• What you need to do: Where a line in the listing contains the string "this", copy that line out.

Items from a figure collection
* * * * * * *

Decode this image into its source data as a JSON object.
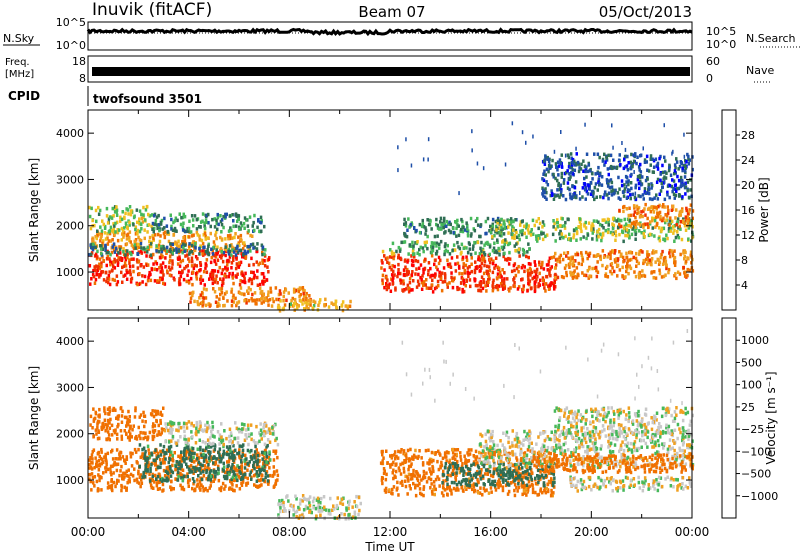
{
  "header": {
    "station": "Inuvik (fitACF)",
    "beam": "Beam 07",
    "date": "05/Oct/2013"
  },
  "nsky_panel": {
    "left_label": "N.Sky",
    "left_ticks": [
      "10^5",
      "10^0"
    ],
    "right_ticks": [
      "10^5",
      "10^0"
    ],
    "right_label": "N.Search"
  },
  "freq_panel": {
    "left_label_line1": "Freq.",
    "left_label_line2": "[MHz]",
    "left_ticks": [
      "18",
      "8"
    ],
    "right_ticks": [
      "60",
      "0"
    ],
    "right_label": "Nave"
  },
  "cpid_panel": {
    "label": "CPID",
    "value": "twofsound 3501"
  },
  "colors": {
    "power": [
      "#0000ff",
      "#1e4fa8",
      "#2f6e54",
      "#46b85a",
      "#f0c020",
      "#f0a020",
      "#f07000",
      "#f03000",
      "#ff0000"
    ],
    "velocity": [
      "#ff0000",
      "#f03000",
      "#f07000",
      "#f0a020",
      "#c8c8c8",
      "#46b85a",
      "#2f6e54",
      "#1e4fa8",
      "#0000ff"
    ]
  },
  "chart_data": [
    {
      "type": "heatmap",
      "name": "power",
      "ylabel": "Slant Range [km]",
      "ylim": [
        180,
        4500
      ],
      "y_ticks": [
        "1000",
        "2000",
        "3000",
        "4000"
      ],
      "x_range_hours": [
        0,
        24
      ],
      "colorbar": {
        "label": "Power [dB]",
        "ticks": [
          "28",
          "24",
          "20",
          "16",
          "12",
          "8",
          "4"
        ],
        "range": [
          0,
          32
        ]
      },
      "regions": [
        {
          "t": [
            0,
            7.2
          ],
          "r": [
            750,
            1500
          ],
          "value": 27
        },
        {
          "t": [
            0,
            6.5
          ],
          "r": [
            1500,
            1900
          ],
          "value": 20
        },
        {
          "t": [
            0,
            2.5
          ],
          "r": [
            1900,
            2450
          ],
          "value": 14
        },
        {
          "t": [
            2.5,
            7.0
          ],
          "r": [
            1900,
            2300
          ],
          "value": 10
        },
        {
          "t": [
            0,
            7.0
          ],
          "r": [
            1400,
            1650
          ],
          "value": 8
        },
        {
          "t": [
            4.0,
            8.8
          ],
          "r": [
            300,
            700
          ],
          "value": 22
        },
        {
          "t": [
            7.5,
            10.5
          ],
          "r": [
            200,
            450
          ],
          "value": 18
        },
        {
          "t": [
            11.6,
            18.6
          ],
          "r": [
            600,
            1400
          ],
          "value": 27
        },
        {
          "t": [
            11.6,
            17.5
          ],
          "r": [
            1400,
            1700
          ],
          "value": 12
        },
        {
          "t": [
            12.5,
            17.0
          ],
          "r": [
            1800,
            2200
          ],
          "value": 10
        },
        {
          "t": [
            16.0,
            24.0
          ],
          "r": [
            1700,
            2200
          ],
          "value": 13
        },
        {
          "t": [
            18.5,
            24.0
          ],
          "r": [
            900,
            1500
          ],
          "value": 22
        },
        {
          "t": [
            21.0,
            24.0
          ],
          "r": [
            2000,
            2500
          ],
          "value": 22
        },
        {
          "t": [
            18.0,
            24.0
          ],
          "r": [
            2600,
            3600
          ],
          "value": 6
        }
      ]
    },
    {
      "type": "heatmap",
      "name": "velocity",
      "ylabel": "Slant Range [km]",
      "xlabel": "Time UT",
      "ylim": [
        180,
        4500
      ],
      "y_ticks": [
        "1000",
        "2000",
        "3000",
        "4000"
      ],
      "x_ticks": [
        "00:00",
        "04:00",
        "08:00",
        "12:00",
        "16:00",
        "20:00",
        "00:00"
      ],
      "x_range_hours": [
        0,
        24
      ],
      "colorbar": {
        "label": "Velocity [m s⁻¹]",
        "ticks": [
          "1000",
          "500",
          "100",
          "25",
          "−25",
          "−100",
          "−500",
          "−1000"
        ]
      },
      "regions": [
        {
          "t": [
            0,
            7.5
          ],
          "r": [
            800,
            1700
          ],
          "value": -180
        },
        {
          "t": [
            2.0,
            7.2
          ],
          "r": [
            1000,
            1800
          ],
          "value": 150
        },
        {
          "t": [
            0,
            3.0
          ],
          "r": [
            1900,
            2600
          ],
          "value": -220
        },
        {
          "t": [
            3.0,
            7.5
          ],
          "r": [
            1800,
            2300
          ],
          "value": 0
        },
        {
          "t": [
            7.5,
            10.8
          ],
          "r": [
            200,
            700
          ],
          "value": 0
        },
        {
          "t": [
            11.6,
            18.5
          ],
          "r": [
            700,
            1700
          ],
          "value": -150
        },
        {
          "t": [
            14.0,
            18.5
          ],
          "r": [
            900,
            1400
          ],
          "value": 180
        },
        {
          "t": [
            15.5,
            24.0
          ],
          "r": [
            1300,
            2100
          ],
          "value": 0
        },
        {
          "t": [
            17.5,
            24.0
          ],
          "r": [
            1200,
            1600
          ],
          "value": -180
        },
        {
          "t": [
            18.5,
            24.0
          ],
          "r": [
            2000,
            2600
          ],
          "value": 0
        },
        {
          "t": [
            19.0,
            24.0
          ],
          "r": [
            800,
            1100
          ],
          "value": 0
        }
      ]
    }
  ]
}
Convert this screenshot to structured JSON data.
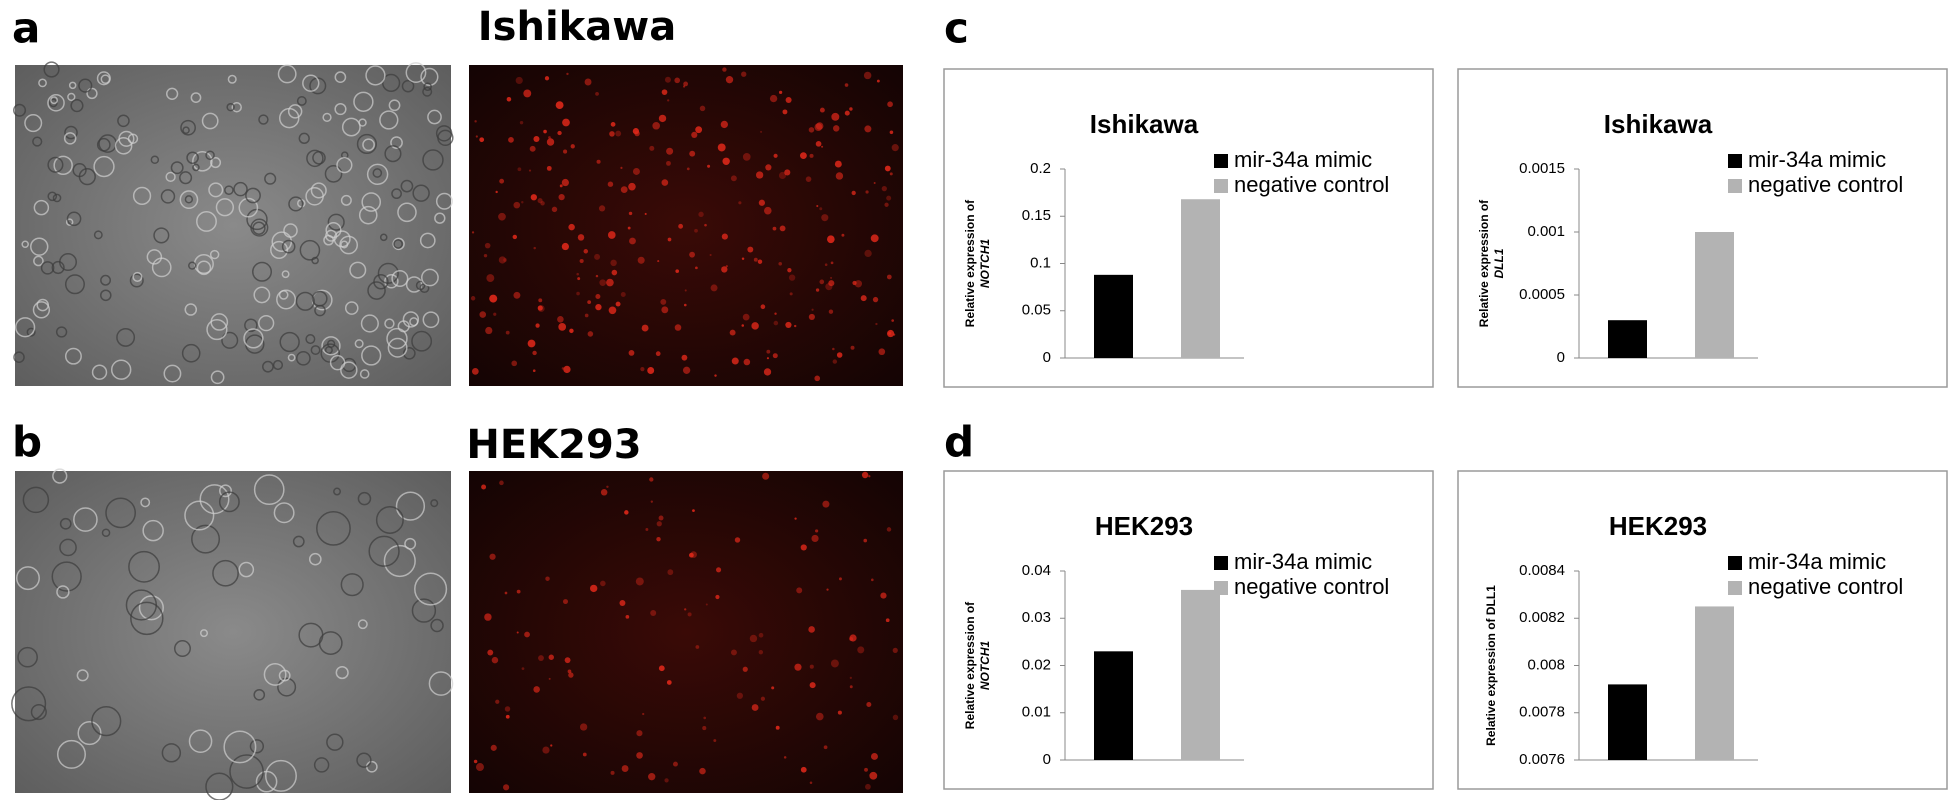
{
  "panels": {
    "a": {
      "letter": "a",
      "title": "Ishikawa"
    },
    "b": {
      "letter": "b",
      "title": "HEK293"
    },
    "c": {
      "letter": "c"
    },
    "d": {
      "letter": "d"
    }
  },
  "chart_data": [
    {
      "type": "bar",
      "title": "Ishikawa",
      "ylabel": [
        "Relative expression of",
        "NOTCH1"
      ],
      "categories": [
        null
      ],
      "series": [
        {
          "name": "mir-34a mimic",
          "color": "#000000",
          "values": [
            0.088
          ]
        },
        {
          "name": "negative control",
          "color": "#b3b3b3",
          "values": [
            0.168
          ]
        }
      ],
      "ylim": [
        0,
        0.2
      ],
      "yticks": [
        0,
        0.05,
        0.1,
        0.15,
        0.2
      ],
      "legend": "upper right",
      "grid": false
    },
    {
      "type": "bar",
      "title": "Ishikawa",
      "ylabel": [
        "Relative expression of",
        "DLL1"
      ],
      "categories": [
        null
      ],
      "series": [
        {
          "name": "mir-34a mimic",
          "color": "#000000",
          "values": [
            0.0003
          ]
        },
        {
          "name": "negative control",
          "color": "#b3b3b3",
          "values": [
            0.001
          ]
        }
      ],
      "ylim": [
        0,
        0.0015
      ],
      "yticks": [
        0,
        0.0005,
        0.001,
        0.0015
      ],
      "legend": "upper right",
      "grid": false
    },
    {
      "type": "bar",
      "title": "HEK293",
      "ylabel": [
        "Relative expression of",
        "NOTCH1"
      ],
      "categories": [
        null
      ],
      "series": [
        {
          "name": "mir-34a mimic",
          "color": "#000000",
          "values": [
            0.023
          ]
        },
        {
          "name": "negative control",
          "color": "#b3b3b3",
          "values": [
            0.036
          ]
        }
      ],
      "ylim": [
        0,
        0.04
      ],
      "yticks": [
        0,
        0.01,
        0.02,
        0.03,
        0.04
      ],
      "legend": "upper right",
      "grid": false
    },
    {
      "type": "bar",
      "title": "HEK293",
      "ylabel": [
        "Relative expression of DLL1"
      ],
      "categories": [
        null
      ],
      "series": [
        {
          "name": "mir-34a mimic",
          "color": "#000000",
          "values": [
            0.00792
          ]
        },
        {
          "name": "negative control",
          "color": "#b3b3b3",
          "values": [
            0.00825
          ]
        }
      ],
      "ylim": [
        0.0076,
        0.0084
      ],
      "yticks": [
        0.0076,
        0.0078,
        0.008,
        0.0082,
        0.0084
      ],
      "legend": "upper right",
      "grid": false
    }
  ]
}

* * * * * * *

• Completed task:
Decode this image into its source data as a JSON object.
Convert this screenshot to structured JSON data.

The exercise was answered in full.